To do: Reproduce the following items line for line, leaving out the pictures.
"""
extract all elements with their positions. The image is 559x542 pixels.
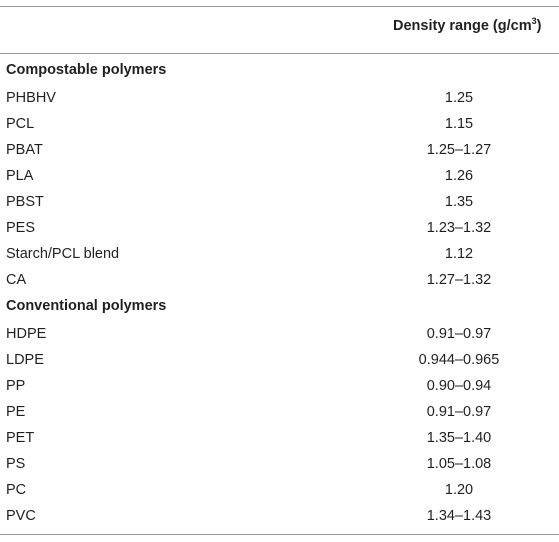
density-value: 1.35–1.40: [426, 430, 492, 446]
polymer-name: PES: [6, 220, 36, 236]
table-row: PE 0.91–0.97: [0, 404, 559, 430]
table-row: PCL 1.15: [0, 116, 559, 142]
density-value: 0.90–0.94: [426, 378, 492, 394]
table-row: Starch/PCL blend 1.12: [0, 246, 559, 272]
column-header-density: Density range (g/cm3): [393, 16, 542, 34]
density-value: 0.91–0.97: [426, 326, 492, 342]
density-value: 0.91–0.97: [426, 404, 492, 420]
table-row: PVC 1.34–1.43: [0, 508, 559, 534]
table-row: PP 0.90–0.94: [0, 378, 559, 404]
table-row: PET 1.35–1.40: [0, 430, 559, 456]
table-row: CA 1.27–1.32: [0, 272, 559, 298]
polymer-name: PP: [6, 378, 26, 394]
polymer-name: HDPE: [6, 326, 47, 342]
polymer-name: Starch/PCL blend: [6, 246, 120, 262]
section-title-conventional: Conventional polymers: [6, 298, 167, 314]
density-value: 1.34–1.43: [426, 508, 492, 524]
table-row: PBAT 1.25–1.27: [0, 142, 559, 168]
density-value: 1.23–1.32: [426, 220, 492, 236]
density-value: 1.20: [444, 482, 474, 498]
density-value: 1.26: [444, 168, 474, 184]
polymer-name: CA: [6, 272, 27, 288]
polymer-name: PC: [6, 482, 27, 498]
density-value: 1.25: [444, 90, 474, 106]
polymer-name: PVC: [6, 508, 36, 524]
table-row: PS 1.05–1.08: [0, 456, 559, 482]
density-value: 1.15: [444, 116, 474, 132]
polymer-name: PBAT: [6, 142, 43, 158]
polymer-name: PS: [6, 456, 26, 472]
density-value: 1.27–1.32: [426, 272, 492, 288]
table-row: PBST 1.35: [0, 194, 559, 220]
density-value: 1.35: [444, 194, 474, 210]
header-bottom-rule: [0, 53, 559, 54]
density-value: 1.05–1.08: [426, 456, 492, 472]
density-value: 1.25–1.27: [426, 142, 492, 158]
density-value: 0.944–0.965: [418, 352, 500, 368]
section-title-compostable: Compostable polymers: [6, 62, 167, 78]
polymer-name: LDPE: [6, 352, 44, 368]
table-row: PHBHV 1.25: [0, 90, 559, 116]
polymer-name: PE: [6, 404, 26, 420]
density-value: 1.12: [444, 246, 474, 262]
table-row: PLA 1.26: [0, 168, 559, 194]
table-row: HDPE 0.91–0.97: [0, 326, 559, 352]
table-bottom-rule: [0, 534, 559, 535]
table-top-rule: [0, 6, 559, 7]
table-row: PES 1.23–1.32: [0, 220, 559, 246]
table-row: LDPE 0.944–0.965: [0, 352, 559, 378]
polymer-name: PBST: [6, 194, 44, 210]
polymer-name: PLA: [6, 168, 34, 184]
polymer-name: PHBHV: [6, 90, 56, 106]
table-row: PC 1.20: [0, 482, 559, 508]
polymer-name: PET: [6, 430, 35, 446]
polymer-name: PCL: [6, 116, 35, 132]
"""
Exercise result:
extract all elements with their positions. The image is 559x542 pixels.
density-value: 1.35–1.40: [426, 430, 492, 446]
polymer-name: PES: [6, 220, 36, 236]
table-row: PE 0.91–0.97: [0, 404, 559, 430]
table-row: PCL 1.15: [0, 116, 559, 142]
density-value: 0.90–0.94: [426, 378, 492, 394]
table-row: Starch/PCL blend 1.12: [0, 246, 559, 272]
column-header-density: Density range (g/cm3): [393, 16, 542, 34]
density-value: 0.91–0.97: [426, 326, 492, 342]
density-value: 0.91–0.97: [426, 404, 492, 420]
table-row: PVC 1.34–1.43: [0, 508, 559, 534]
table-row: PP 0.90–0.94: [0, 378, 559, 404]
table-row: PET 1.35–1.40: [0, 430, 559, 456]
table-row: CA 1.27–1.32: [0, 272, 559, 298]
polymer-name: PP: [6, 378, 26, 394]
polymer-name: HDPE: [6, 326, 47, 342]
polymer-name: Starch/PCL blend: [6, 246, 120, 262]
section-title-conventional: Conventional polymers: [6, 298, 167, 314]
density-value: 1.34–1.43: [426, 508, 492, 524]
table-row: PBAT 1.25–1.27: [0, 142, 559, 168]
density-value: 1.23–1.32: [426, 220, 492, 236]
density-value: 1.20: [444, 482, 474, 498]
density-value: 1.26: [444, 168, 474, 184]
polymer-name: CA: [6, 272, 27, 288]
polymer-name: PC: [6, 482, 27, 498]
density-value: 1.25: [444, 90, 474, 106]
polymer-name: PVC: [6, 508, 36, 524]
table-row: PS 1.05–1.08: [0, 456, 559, 482]
density-value: 1.15: [444, 116, 474, 132]
polymer-name: PBAT: [6, 142, 43, 158]
polymer-name: PS: [6, 456, 26, 472]
density-value: 1.27–1.32: [426, 272, 492, 288]
table-row: PBST 1.35: [0, 194, 559, 220]
density-value: 1.35: [444, 194, 474, 210]
header-bottom-rule: [0, 53, 559, 54]
density-value: 1.05–1.08: [426, 456, 492, 472]
density-value: 1.25–1.27: [426, 142, 492, 158]
density-value: 0.944–0.965: [418, 352, 500, 368]
section-title-compostable: Compostable polymers: [6, 62, 167, 78]
polymer-name: LDPE: [6, 352, 44, 368]
table-row: PHBHV 1.25: [0, 90, 559, 116]
polymer-name: PE: [6, 404, 26, 420]
density-value: 1.12: [444, 246, 474, 262]
table-row: PLA 1.26: [0, 168, 559, 194]
table-row: HDPE 0.91–0.97: [0, 326, 559, 352]
table-bottom-rule: [0, 534, 559, 535]
table-top-rule: [0, 6, 559, 7]
table-row: PES 1.23–1.32: [0, 220, 559, 246]
table-row: LDPE 0.944–0.965: [0, 352, 559, 378]
polymer-name: PBST: [6, 194, 44, 210]
polymer-name: PLA: [6, 168, 34, 184]
polymer-name: PHBHV: [6, 90, 56, 106]
table-row: PC 1.20: [0, 482, 559, 508]
polymer-name: PET: [6, 430, 35, 446]
polymer-name: PCL: [6, 116, 35, 132]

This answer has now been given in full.